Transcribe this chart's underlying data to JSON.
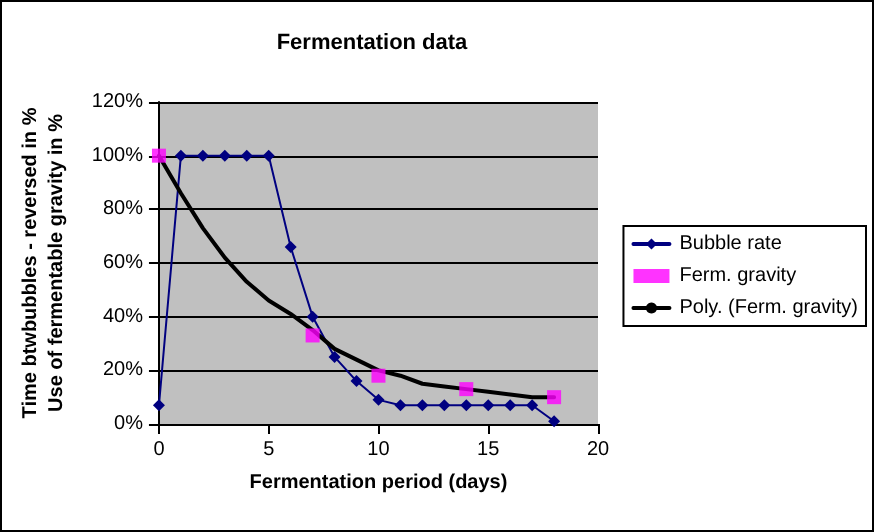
{
  "chart_data": {
    "type": "line",
    "title": "Fermentation data",
    "xlabel": "Fermentation period (days)",
    "ylabel": "Time btwbubbles - reversed in %\nUse of fermentable gravity in %",
    "xlim": [
      0,
      20
    ],
    "xticks": [
      0,
      5,
      10,
      15,
      20
    ],
    "ylim": [
      0,
      120
    ],
    "yticks": [
      {
        "value": 0,
        "label": "0%"
      },
      {
        "value": 20,
        "label": "20%"
      },
      {
        "value": 40,
        "label": "40%"
      },
      {
        "value": 60,
        "label": "60%"
      },
      {
        "value": 80,
        "label": "80%"
      },
      {
        "value": 100,
        "label": "100%"
      },
      {
        "value": 120,
        "label": "120%"
      }
    ],
    "grid": "y",
    "legend": "right",
    "series": [
      {
        "name": "Bubble rate",
        "color": "#000080",
        "marker": "diamond",
        "x": [
          0,
          1,
          2,
          3,
          4,
          5,
          6,
          7,
          8,
          9,
          10,
          11,
          12,
          13,
          14,
          15,
          16,
          17,
          18
        ],
        "values": [
          7,
          100,
          100,
          100,
          100,
          100,
          66,
          40,
          25,
          16,
          9,
          7,
          7,
          7,
          7,
          7,
          7,
          7,
          1
        ]
      },
      {
        "name": "Ferm. gravity",
        "type": "scatter",
        "color": "#ff00ff",
        "marker": "square",
        "x": [
          0,
          7,
          10,
          14,
          18
        ],
        "values": [
          100,
          33,
          18,
          13,
          10
        ]
      },
      {
        "name": "Poly. (Ferm. gravity)",
        "color": "#000000",
        "marker": "none",
        "x": [
          0,
          1,
          2,
          3,
          4,
          5,
          6,
          7,
          8,
          9,
          10,
          11,
          12,
          13,
          14,
          15,
          16,
          17,
          18
        ],
        "values": [
          100,
          86,
          73,
          62,
          53,
          46,
          41,
          35,
          28,
          24,
          20,
          18,
          15,
          14,
          13,
          12,
          11,
          10,
          10
        ]
      }
    ]
  }
}
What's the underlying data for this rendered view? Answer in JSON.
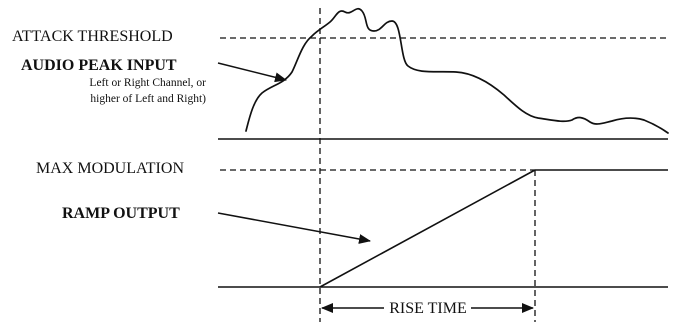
{
  "labels": {
    "attack_threshold": "ATTACK THRESHOLD",
    "audio_peak_input": "AUDIO PEAK INPUT",
    "audio_peak_input_note_line1": "Left or Right Channel, or",
    "audio_peak_input_note_line2": "higher of Left and Right)",
    "max_modulation": "MAX MODULATION",
    "ramp_output": "RAMP OUTPUT",
    "rise_time": "RISE TIME"
  }
}
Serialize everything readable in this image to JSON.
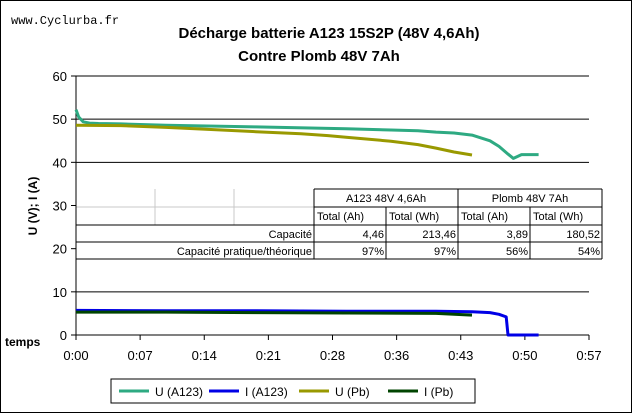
{
  "watermark": "www.Cyclurba.fr",
  "chart_data": {
    "type": "line",
    "title": [
      "Décharge batterie A123 15S2P (48V 4,6Ah)",
      "Contre Plomb 48V 7Ah"
    ],
    "ylabel": "U (V); I (A)",
    "xlabel": "temps",
    "ylim": [
      0,
      60
    ],
    "yticks": [
      "0",
      "10",
      "20",
      "30",
      "40",
      "50",
      "60"
    ],
    "xticks": [
      "0:00",
      "0:07",
      "0:14",
      "0:21",
      "0:28",
      "0:36",
      "0:43",
      "0:50",
      "0:57"
    ],
    "x_unit": "minutes",
    "gridlines": "horizontal",
    "legend_position": "bottom",
    "series": [
      {
        "name": "U (A123)",
        "color": "#2eaa82",
        "x": [
          0,
          0.3,
          0.8,
          1.5,
          2.5,
          5,
          10,
          20,
          30,
          35,
          38,
          40,
          42,
          44,
          46,
          47,
          48,
          48.6,
          49.5,
          51.4
        ],
        "y": [
          52.2,
          50.5,
          49.4,
          49.1,
          49.0,
          48.9,
          48.6,
          48.2,
          47.8,
          47.5,
          47.3,
          47.0,
          46.8,
          46.3,
          45.0,
          43.7,
          41.9,
          40.9,
          41.8,
          41.8
        ]
      },
      {
        "name": "I (A123)",
        "color": "#0000e6",
        "x": [
          0,
          10,
          20,
          30,
          40,
          44,
          46,
          47,
          47.8,
          48,
          48.2,
          49.3,
          49.5,
          51.4
        ],
        "y": [
          5.7,
          5.6,
          5.6,
          5.5,
          5.5,
          5.4,
          5.2,
          4.8,
          4.2,
          0,
          0,
          0,
          0,
          0
        ]
      },
      {
        "name": "U (Pb)",
        "color": "#999900",
        "x": [
          0,
          5,
          10,
          15,
          20,
          25,
          28,
          30,
          35,
          38,
          40,
          42,
          44
        ],
        "y": [
          48.6,
          48.5,
          48.1,
          47.6,
          47.1,
          46.6,
          46.2,
          45.8,
          44.9,
          44.1,
          43.3,
          42.4,
          41.7
        ]
      },
      {
        "name": "I (Pb)",
        "color": "#004400",
        "x": [
          0,
          10,
          20,
          30,
          40,
          44
        ],
        "y": [
          5.3,
          5.3,
          5.2,
          5.1,
          5.0,
          4.6
        ]
      }
    ],
    "table": {
      "groups": [
        "A123 48V 4,6Ah",
        "Plomb 48V 7Ah"
      ],
      "subheaders": [
        "Total (Ah)",
        "Total (Wh)",
        "Total (Ah)",
        "Total (Wh)"
      ],
      "rows": [
        {
          "label": "Capacité",
          "values": [
            "4,46",
            "213,46",
            "3,89",
            "180,52"
          ]
        },
        {
          "label": "Capacité pratique/théorique",
          "values": [
            "97%",
            "97%",
            "56%",
            "54%"
          ]
        }
      ]
    }
  }
}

+===+

→ **WHAT TO PRODUCE**
Repeat the material above word for word and skip every image in it.

→ **SOLUTION TO THIS EXERCISE**
Transcribe this chart's underlying data to JSON.
{
  "chart_data": {
    "type": "line",
    "title": "Fermentation data",
    "xlabel": "Fermentation period (days)",
    "ylabel": "Time btwbubbles - reversed in %\nUse of fermentable gravity in %",
    "xlim": [
      0,
      20
    ],
    "xticks": [
      0,
      5,
      10,
      15,
      20
    ],
    "ylim": [
      0,
      120
    ],
    "yticks": [
      {
        "value": 0,
        "label": "0%"
      },
      {
        "value": 20,
        "label": "20%"
      },
      {
        "value": 40,
        "label": "40%"
      },
      {
        "value": 60,
        "label": "60%"
      },
      {
        "value": 80,
        "label": "80%"
      },
      {
        "value": 100,
        "label": "100%"
      },
      {
        "value": 120,
        "label": "120%"
      }
    ],
    "grid": "y",
    "legend": "right",
    "series": [
      {
        "name": "Bubble rate",
        "color": "#000080",
        "marker": "diamond",
        "x": [
          0,
          1,
          2,
          3,
          4,
          5,
          6,
          7,
          8,
          9,
          10,
          11,
          12,
          13,
          14,
          15,
          16,
          17,
          18
        ],
        "values": [
          7,
          100,
          100,
          100,
          100,
          100,
          66,
          40,
          25,
          16,
          9,
          7,
          7,
          7,
          7,
          7,
          7,
          7,
          1
        ]
      },
      {
        "name": "Ferm. gravity",
        "type": "scatter",
        "color": "#ff00ff",
        "marker": "square",
        "x": [
          0,
          7,
          10,
          14,
          18
        ],
        "values": [
          100,
          33,
          18,
          13,
          10
        ]
      },
      {
        "name": "Poly. (Ferm. gravity)",
        "color": "#000000",
        "marker": "none",
        "x": [
          0,
          1,
          2,
          3,
          4,
          5,
          6,
          7,
          8,
          9,
          10,
          11,
          12,
          13,
          14,
          15,
          16,
          17,
          18
        ],
        "values": [
          100,
          86,
          73,
          62,
          53,
          46,
          41,
          35,
          28,
          24,
          20,
          18,
          15,
          14,
          13,
          12,
          11,
          10,
          10
        ]
      }
    ]
  }
}
What's the underlying data for this rendered view? Answer in JSON.
{
  "labels": {
    "attack_threshold": "ATTACK THRESHOLD",
    "audio_peak_input": "AUDIO PEAK INPUT",
    "audio_peak_input_note_line1": "Left or Right Channel, or",
    "audio_peak_input_note_line2": "higher of Left and Right)",
    "max_modulation": "MAX MODULATION",
    "ramp_output": "RAMP OUTPUT",
    "rise_time": "RISE TIME"
  }
}
Serialize everything readable in this image to JSON.
{
  "watermark": "www.Cyclurba.fr",
  "chart_data": {
    "type": "line",
    "title": [
      "Décharge batterie A123 15S2P (48V 4,6Ah)",
      "Contre Plomb 48V 7Ah"
    ],
    "ylabel": "U (V); I (A)",
    "xlabel": "temps",
    "ylim": [
      0,
      60
    ],
    "yticks": [
      "0",
      "10",
      "20",
      "30",
      "40",
      "50",
      "60"
    ],
    "xticks": [
      "0:00",
      "0:07",
      "0:14",
      "0:21",
      "0:28",
      "0:36",
      "0:43",
      "0:50",
      "0:57"
    ],
    "x_unit": "minutes",
    "gridlines": "horizontal",
    "legend_position": "bottom",
    "series": [
      {
        "name": "U (A123)",
        "color": "#2eaa82",
        "x": [
          0,
          0.3,
          0.8,
          1.5,
          2.5,
          5,
          10,
          20,
          30,
          35,
          38,
          40,
          42,
          44,
          46,
          47,
          48,
          48.6,
          49.5,
          51.4
        ],
        "y": [
          52.2,
          50.5,
          49.4,
          49.1,
          49.0,
          48.9,
          48.6,
          48.2,
          47.8,
          47.5,
          47.3,
          47.0,
          46.8,
          46.3,
          45.0,
          43.7,
          41.9,
          40.9,
          41.8,
          41.8
        ]
      },
      {
        "name": "I (A123)",
        "color": "#0000e6",
        "x": [
          0,
          10,
          20,
          30,
          40,
          44,
          46,
          47,
          47.8,
          48,
          48.2,
          49.3,
          49.5,
          51.4
        ],
        "y": [
          5.7,
          5.6,
          5.6,
          5.5,
          5.5,
          5.4,
          5.2,
          4.8,
          4.2,
          0,
          0,
          0,
          0,
          0
        ]
      },
      {
        "name": "U (Pb)",
        "color": "#999900",
        "x": [
          0,
          5,
          10,
          15,
          20,
          25,
          28,
          30,
          35,
          38,
          40,
          42,
          44
        ],
        "y": [
          48.6,
          48.5,
          48.1,
          47.6,
          47.1,
          46.6,
          46.2,
          45.8,
          44.9,
          44.1,
          43.3,
          42.4,
          41.7
        ]
      },
      {
        "name": "I (Pb)",
        "color": "#004400",
        "x": [
          0,
          10,
          20,
          30,
          40,
          44
        ],
        "y": [
          5.3,
          5.3,
          5.2,
          5.1,
          5.0,
          4.6
        ]
      }
    ],
    "table": {
      "groups": [
        "A123 48V 4,6Ah",
        "Plomb 48V 7Ah"
      ],
      "subheaders": [
        "Total (Ah)",
        "Total (Wh)",
        "Total (Ah)",
        "Total (Wh)"
      ],
      "rows": [
        {
          "label": "Capacité",
          "values": [
            "4,46",
            "213,46",
            "3,89",
            "180,52"
          ]
        },
        {
          "label": "Capacité pratique/théorique",
          "values": [
            "97%",
            "97%",
            "56%",
            "54%"
          ]
        }
      ]
    }
  }
}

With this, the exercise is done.